WHAT YOU ARE ASKED TO DO: Extract the entries in their exact form.

·····

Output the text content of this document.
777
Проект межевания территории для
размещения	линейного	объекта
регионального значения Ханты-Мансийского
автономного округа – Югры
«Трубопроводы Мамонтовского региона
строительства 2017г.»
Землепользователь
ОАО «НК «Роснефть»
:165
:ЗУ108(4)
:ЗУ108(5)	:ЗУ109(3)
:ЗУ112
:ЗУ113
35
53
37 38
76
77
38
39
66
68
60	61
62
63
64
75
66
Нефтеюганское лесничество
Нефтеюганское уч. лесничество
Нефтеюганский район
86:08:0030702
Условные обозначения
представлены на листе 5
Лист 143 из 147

·····

EXERCISE RESPONSE:
Output the text content of this document.
777
Проект межевания территории для
размещения	линейного	объекта
регионального значения Ханты-Мансийского
автономного округа – Югры
«Трубопроводы Мамонтовского региона
строительства 2017г.»
Землепользователь
ОАО «НК «Роснефть»
:165
:ЗУ108(4)
:ЗУ108(5)	:ЗУ109(3)
:ЗУ112
:ЗУ113
35
53
37 38
76
77
38
39
66
68
60	61
62
63
64
75
66
Нефтеюганское лесничество
Нефтеюганское уч. лесничество
Нефтеюганский район
86:08:0030702
Условные обозначения
представлены на листе 5
Лист 143 из 147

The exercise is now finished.